- **Task to carry out**: Every line below must be reproduced exactly. Copy them all.

───── Information given ─────

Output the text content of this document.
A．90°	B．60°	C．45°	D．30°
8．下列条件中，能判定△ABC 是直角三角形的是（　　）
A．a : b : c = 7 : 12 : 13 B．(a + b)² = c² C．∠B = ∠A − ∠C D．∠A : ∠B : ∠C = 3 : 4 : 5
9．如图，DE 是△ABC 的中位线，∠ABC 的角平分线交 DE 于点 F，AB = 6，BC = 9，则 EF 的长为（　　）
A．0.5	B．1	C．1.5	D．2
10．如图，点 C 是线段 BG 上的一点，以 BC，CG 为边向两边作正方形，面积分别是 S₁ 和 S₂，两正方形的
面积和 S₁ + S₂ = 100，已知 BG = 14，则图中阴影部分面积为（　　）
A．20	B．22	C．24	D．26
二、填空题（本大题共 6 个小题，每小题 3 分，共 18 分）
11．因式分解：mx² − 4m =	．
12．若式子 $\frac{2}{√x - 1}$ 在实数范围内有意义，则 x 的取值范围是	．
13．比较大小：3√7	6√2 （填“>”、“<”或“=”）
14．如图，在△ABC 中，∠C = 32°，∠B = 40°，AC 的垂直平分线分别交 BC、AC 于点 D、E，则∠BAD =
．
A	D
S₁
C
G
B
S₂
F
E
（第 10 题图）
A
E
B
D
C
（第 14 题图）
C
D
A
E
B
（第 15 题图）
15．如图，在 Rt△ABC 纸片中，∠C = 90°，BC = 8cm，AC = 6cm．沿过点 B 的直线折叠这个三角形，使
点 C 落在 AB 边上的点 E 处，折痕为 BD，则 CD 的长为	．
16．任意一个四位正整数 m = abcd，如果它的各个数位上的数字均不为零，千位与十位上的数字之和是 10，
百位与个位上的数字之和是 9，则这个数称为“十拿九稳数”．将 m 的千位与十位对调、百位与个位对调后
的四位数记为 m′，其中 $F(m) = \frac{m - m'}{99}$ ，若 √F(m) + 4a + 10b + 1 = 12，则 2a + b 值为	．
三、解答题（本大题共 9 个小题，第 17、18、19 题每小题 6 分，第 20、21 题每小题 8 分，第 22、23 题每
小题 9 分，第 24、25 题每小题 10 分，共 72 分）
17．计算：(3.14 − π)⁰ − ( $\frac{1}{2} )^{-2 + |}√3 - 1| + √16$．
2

─────

- **Response to this task**:
Output the text content of this document.
A．90°	B．60°	C．45°	D．30°
8．下列条件中，能判定△ABC 是直角三角形的是（　　）
A．a : b : c = 7 : 12 : 13 B．(a + b)² = c² C．∠B = ∠A − ∠C D．∠A : ∠B : ∠C = 3 : 4 : 5
9．如图，DE 是△ABC 的中位线，∠ABC 的角平分线交 DE 于点 F，AB = 6，BC = 9，则 EF 的长为（　　）
A．0.5	B．1	C．1.5	D．2
10．如图，点 C 是线段 BG 上的一点，以 BC，CG 为边向两边作正方形，面积分别是 S₁ 和 S₂，两正方形的
面积和 S₁ + S₂ = 100，已知 BG = 14，则图中阴影部分面积为（　　）
A．20	B．22	C．24	D．26
二、填空题（本大题共 6 个小题，每小题 3 分，共 18 分）
11．因式分解：mx² − 4m =	．
12．若式子 $\frac{2}{√x - 1}$ 在实数范围内有意义，则 x 的取值范围是	．
13．比较大小：3√7	6√2 （填“>”、“<”或“=”）
14．如图，在△ABC 中，∠C = 32°，∠B = 40°，AC 的垂直平分线分别交 BC、AC 于点 D、E，则∠BAD =
．
A	D
S₁
C
G
B
S₂
F
E
（第 10 题图）
A
E
B
D
C
（第 14 题图）
C
D
A
E
B
（第 15 题图）
15．如图，在 Rt△ABC 纸片中，∠C = 90°，BC = 8cm，AC = 6cm．沿过点 B 的直线折叠这个三角形，使
点 C 落在 AB 边上的点 E 处，折痕为 BD，则 CD 的长为	．
16．任意一个四位正整数 m = abcd，如果它的各个数位上的数字均不为零，千位与十位上的数字之和是 10，
百位与个位上的数字之和是 9，则这个数称为“十拿九稳数”．将 m 的千位与十位对调、百位与个位对调后
的四位数记为 m′，其中 $F(m) = \frac{m - m'}{99}$ ，若 √F(m) + 4a + 10b + 1 = 12，则 2a + b 值为	．
三、解答题（本大题共 9 个小题，第 17、18、19 题每小题 6 分，第 20、21 题每小题 8 分，第 22、23 题每
小题 9 分，第 24、25 题每小题 10 分，共 72 分）
17．计算：(3.14 − π)⁰ − ( $\frac{1}{2} )^{-2 + |}√3 - 1| + √16$．
2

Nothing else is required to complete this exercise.